Keep the wording of each record exactly the same when you repeat it, and leave out pictures.

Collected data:
________
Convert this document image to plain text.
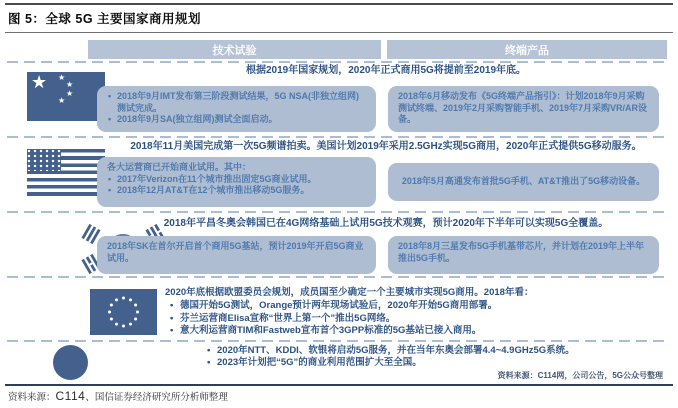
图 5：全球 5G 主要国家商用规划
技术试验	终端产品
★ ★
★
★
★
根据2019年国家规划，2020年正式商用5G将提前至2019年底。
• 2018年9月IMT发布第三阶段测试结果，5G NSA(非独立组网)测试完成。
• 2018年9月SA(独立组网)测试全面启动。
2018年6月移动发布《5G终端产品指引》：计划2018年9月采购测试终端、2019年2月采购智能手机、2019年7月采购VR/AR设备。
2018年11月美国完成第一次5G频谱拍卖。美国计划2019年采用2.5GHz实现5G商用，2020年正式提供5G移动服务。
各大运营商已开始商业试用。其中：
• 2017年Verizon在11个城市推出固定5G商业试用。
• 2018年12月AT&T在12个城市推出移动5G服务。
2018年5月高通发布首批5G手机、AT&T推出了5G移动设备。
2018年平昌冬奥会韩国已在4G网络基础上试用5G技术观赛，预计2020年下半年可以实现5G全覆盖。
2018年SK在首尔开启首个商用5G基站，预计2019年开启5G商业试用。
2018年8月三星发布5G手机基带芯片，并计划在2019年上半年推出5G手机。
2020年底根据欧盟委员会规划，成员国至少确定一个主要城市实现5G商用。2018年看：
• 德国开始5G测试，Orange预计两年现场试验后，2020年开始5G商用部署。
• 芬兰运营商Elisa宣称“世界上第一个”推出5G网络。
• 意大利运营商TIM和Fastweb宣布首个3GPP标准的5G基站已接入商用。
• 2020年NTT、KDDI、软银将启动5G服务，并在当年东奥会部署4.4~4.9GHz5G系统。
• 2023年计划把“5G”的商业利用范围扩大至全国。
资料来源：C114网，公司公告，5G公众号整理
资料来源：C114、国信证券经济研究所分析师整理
________
> _EXERCISE RESULT_:
Convert this document image to plain text.
图 5：全球 5G 主要国家商用规划
技术试验	终端产品
★ ★
★
★
★
根据2019年国家规划，2020年正式商用5G将提前至2019年底。
• 2018年9月IMT发布第三阶段测试结果，5G NSA(非独立组网)测试完成。
• 2018年9月SA(独立组网)测试全面启动。
2018年6月移动发布《5G终端产品指引》：计划2018年9月采购测试终端、2019年2月采购智能手机、2019年7月采购VR/AR设备。
2018年11月美国完成第一次5G频谱拍卖。美国计划2019年采用2.5GHz实现5G商用，2020年正式提供5G移动服务。
各大运营商已开始商业试用。其中：
• 2017年Verizon在11个城市推出固定5G商业试用。
• 2018年12月AT&T在12个城市推出移动5G服务。
2018年5月高通发布首批5G手机、AT&T推出了5G移动设备。
2018年平昌冬奥会韩国已在4G网络基础上试用5G技术观赛，预计2020年下半年可以实现5G全覆盖。
2018年SK在首尔开启首个商用5G基站，预计2019年开启5G商业试用。
2018年8月三星发布5G手机基带芯片，并计划在2019年上半年推出5G手机。
2020年底根据欧盟委员会规划，成员国至少确定一个主要城市实现5G商用。2018年看：
• 德国开始5G测试，Orange预计两年现场试验后，2020年开始5G商用部署。
• 芬兰运营商Elisa宣称“世界上第一个”推出5G网络。
• 意大利运营商TIM和Fastweb宣布首个3GPP标准的5G基站已接入商用。
• 2020年NTT、KDDI、软银将启动5G服务，并在当年东奥会部署4.4~4.9GHz5G系统。
• 2023年计划把“5G”的商业利用范围扩大至全国。
资料来源：C114网，公司公告，5G公众号整理
资料来源：C114、国信证券经济研究所分析师整理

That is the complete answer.